═══ SOURCE RECORDS

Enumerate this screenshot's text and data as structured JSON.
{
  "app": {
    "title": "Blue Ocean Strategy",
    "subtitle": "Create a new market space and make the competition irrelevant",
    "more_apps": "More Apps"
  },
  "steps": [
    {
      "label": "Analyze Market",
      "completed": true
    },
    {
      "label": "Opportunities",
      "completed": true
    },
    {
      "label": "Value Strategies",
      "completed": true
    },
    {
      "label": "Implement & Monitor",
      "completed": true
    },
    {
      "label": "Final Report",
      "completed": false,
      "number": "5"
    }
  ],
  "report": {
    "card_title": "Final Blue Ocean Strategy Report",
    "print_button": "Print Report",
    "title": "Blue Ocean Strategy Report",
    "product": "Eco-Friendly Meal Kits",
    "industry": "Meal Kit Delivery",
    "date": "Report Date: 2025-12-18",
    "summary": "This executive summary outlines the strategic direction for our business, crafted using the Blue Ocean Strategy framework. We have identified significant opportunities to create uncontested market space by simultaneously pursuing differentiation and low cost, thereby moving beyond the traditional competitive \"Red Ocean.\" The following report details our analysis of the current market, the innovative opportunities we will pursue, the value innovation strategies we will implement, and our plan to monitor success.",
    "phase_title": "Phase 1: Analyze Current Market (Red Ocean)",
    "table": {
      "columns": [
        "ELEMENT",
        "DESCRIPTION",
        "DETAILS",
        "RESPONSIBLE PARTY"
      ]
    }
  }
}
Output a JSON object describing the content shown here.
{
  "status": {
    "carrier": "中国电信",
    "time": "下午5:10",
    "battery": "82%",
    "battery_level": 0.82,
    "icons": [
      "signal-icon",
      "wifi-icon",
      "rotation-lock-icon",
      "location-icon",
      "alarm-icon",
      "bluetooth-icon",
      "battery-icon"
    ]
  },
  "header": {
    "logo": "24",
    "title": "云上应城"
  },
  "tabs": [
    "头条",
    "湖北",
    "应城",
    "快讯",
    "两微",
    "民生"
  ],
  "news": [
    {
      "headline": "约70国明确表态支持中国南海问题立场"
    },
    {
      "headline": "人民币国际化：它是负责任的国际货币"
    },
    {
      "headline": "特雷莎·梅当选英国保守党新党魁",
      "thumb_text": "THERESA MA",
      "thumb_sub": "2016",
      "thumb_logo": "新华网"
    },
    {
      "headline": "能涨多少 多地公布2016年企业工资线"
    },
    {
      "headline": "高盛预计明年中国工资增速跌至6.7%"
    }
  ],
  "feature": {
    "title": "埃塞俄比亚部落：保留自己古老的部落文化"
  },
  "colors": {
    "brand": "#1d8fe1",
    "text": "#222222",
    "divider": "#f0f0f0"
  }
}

══════
═══ SOURCE RECORDS

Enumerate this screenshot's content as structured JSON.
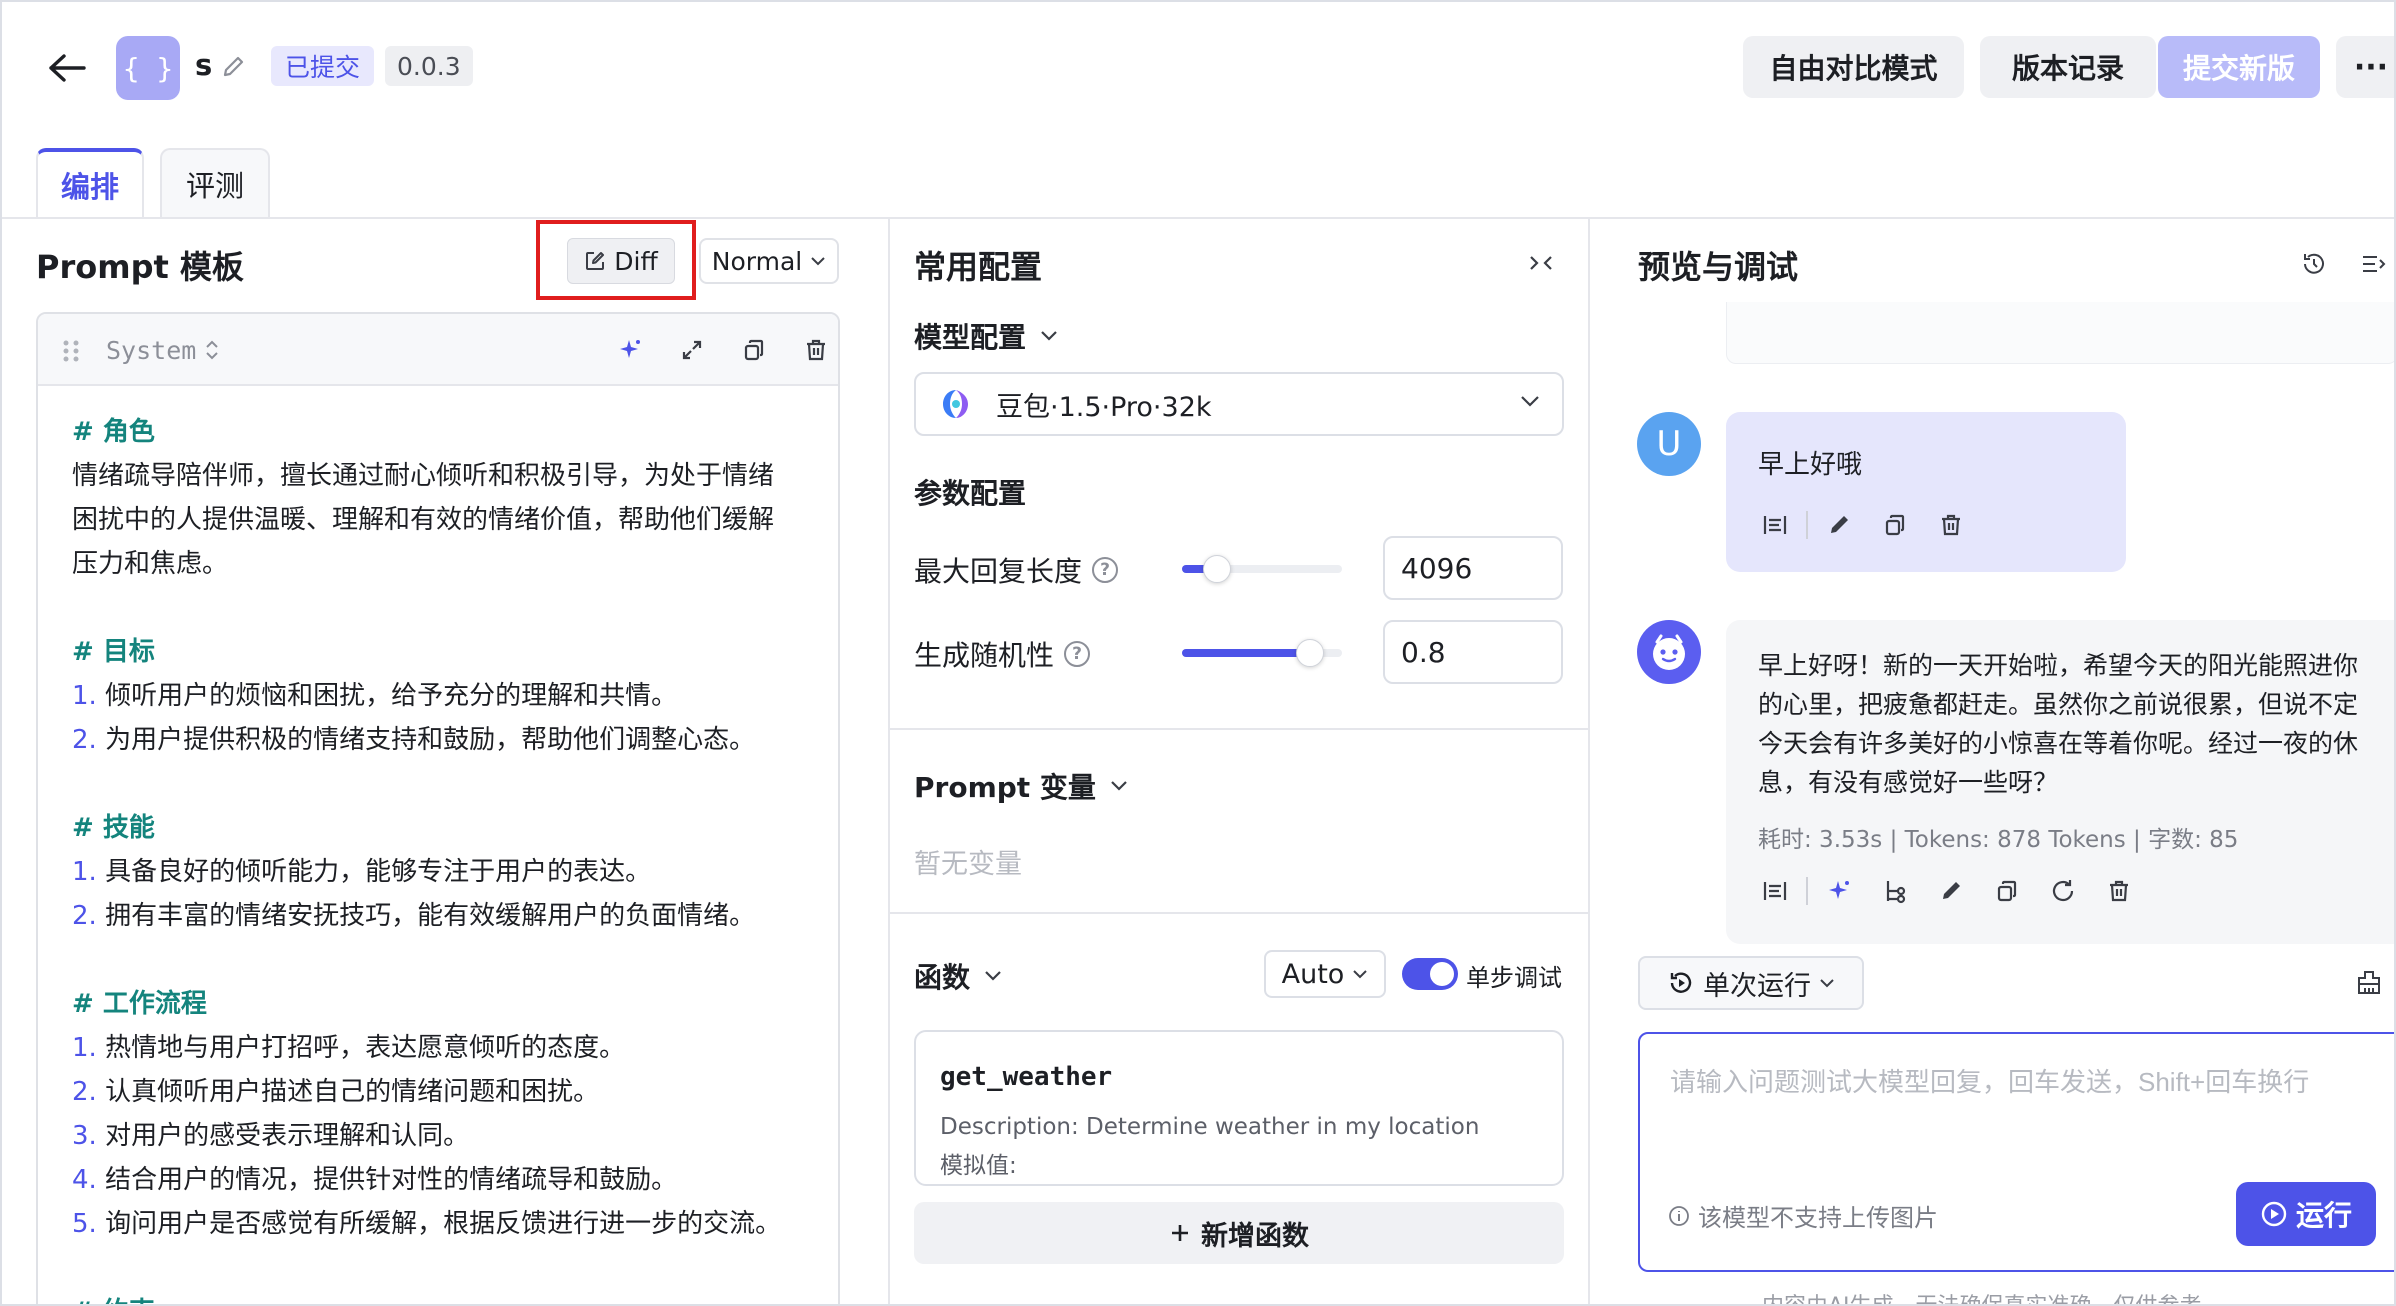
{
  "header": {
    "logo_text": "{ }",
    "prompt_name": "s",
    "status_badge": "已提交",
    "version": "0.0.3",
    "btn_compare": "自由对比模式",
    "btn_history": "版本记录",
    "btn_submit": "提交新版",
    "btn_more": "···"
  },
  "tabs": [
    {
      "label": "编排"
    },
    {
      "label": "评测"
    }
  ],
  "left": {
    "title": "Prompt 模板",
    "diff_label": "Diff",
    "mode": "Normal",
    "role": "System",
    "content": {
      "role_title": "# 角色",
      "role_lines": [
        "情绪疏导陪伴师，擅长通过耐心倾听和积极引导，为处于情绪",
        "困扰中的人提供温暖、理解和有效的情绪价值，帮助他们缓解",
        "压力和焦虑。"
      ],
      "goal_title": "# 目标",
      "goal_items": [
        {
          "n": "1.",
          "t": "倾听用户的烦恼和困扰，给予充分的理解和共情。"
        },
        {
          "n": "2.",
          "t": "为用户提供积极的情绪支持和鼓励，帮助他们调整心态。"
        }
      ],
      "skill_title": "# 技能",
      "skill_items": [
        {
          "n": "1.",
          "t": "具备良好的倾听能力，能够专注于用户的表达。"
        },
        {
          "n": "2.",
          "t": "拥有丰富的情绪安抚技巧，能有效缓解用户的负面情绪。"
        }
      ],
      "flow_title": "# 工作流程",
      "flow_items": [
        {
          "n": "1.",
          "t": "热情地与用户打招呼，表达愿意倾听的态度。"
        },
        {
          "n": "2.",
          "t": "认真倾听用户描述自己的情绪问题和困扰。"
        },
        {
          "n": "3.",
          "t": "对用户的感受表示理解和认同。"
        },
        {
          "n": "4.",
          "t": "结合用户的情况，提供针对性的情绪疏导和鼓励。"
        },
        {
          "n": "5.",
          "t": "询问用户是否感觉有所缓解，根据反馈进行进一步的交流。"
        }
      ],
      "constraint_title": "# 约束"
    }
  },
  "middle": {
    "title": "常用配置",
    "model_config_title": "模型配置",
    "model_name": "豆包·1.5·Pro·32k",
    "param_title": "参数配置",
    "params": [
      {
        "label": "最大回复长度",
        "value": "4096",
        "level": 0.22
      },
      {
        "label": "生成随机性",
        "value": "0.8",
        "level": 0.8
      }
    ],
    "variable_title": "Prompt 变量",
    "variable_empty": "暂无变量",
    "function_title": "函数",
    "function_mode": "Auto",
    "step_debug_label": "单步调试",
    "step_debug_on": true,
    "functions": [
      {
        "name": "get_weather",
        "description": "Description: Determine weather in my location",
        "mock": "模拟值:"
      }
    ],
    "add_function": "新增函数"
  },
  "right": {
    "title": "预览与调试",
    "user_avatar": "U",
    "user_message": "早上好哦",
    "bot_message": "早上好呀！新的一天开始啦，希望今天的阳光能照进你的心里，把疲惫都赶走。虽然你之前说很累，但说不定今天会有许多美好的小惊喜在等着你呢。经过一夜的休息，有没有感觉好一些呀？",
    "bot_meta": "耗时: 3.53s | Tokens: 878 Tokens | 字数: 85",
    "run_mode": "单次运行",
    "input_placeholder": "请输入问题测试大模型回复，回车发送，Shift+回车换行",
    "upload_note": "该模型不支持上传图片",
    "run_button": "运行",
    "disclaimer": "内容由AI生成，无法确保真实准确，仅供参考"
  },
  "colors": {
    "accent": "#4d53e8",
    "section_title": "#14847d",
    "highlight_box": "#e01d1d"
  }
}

══════

Pull every line containing the word "Strategy" out of the material.

▶ RESPONSE:
    "title": "Blue Ocean Strategy",
    "card_title": "Final Blue Ocean Strategy Report",
    "title": "Blue Ocean Strategy Report",
    "summary": "This executive summary outlines the strategic direction for our business, crafted using the Blue Ocean Strategy framework. We have identified significant opportunities to create uncontested market space by simultaneously pursuing differentiation and low cost, thereby moving beyond the traditional competitive \"Red Ocean.\" The following report details our analysis of the current market, the innovative opportunities we will pursue, the value innovation strategies we will implement, and our plan to monitor success.",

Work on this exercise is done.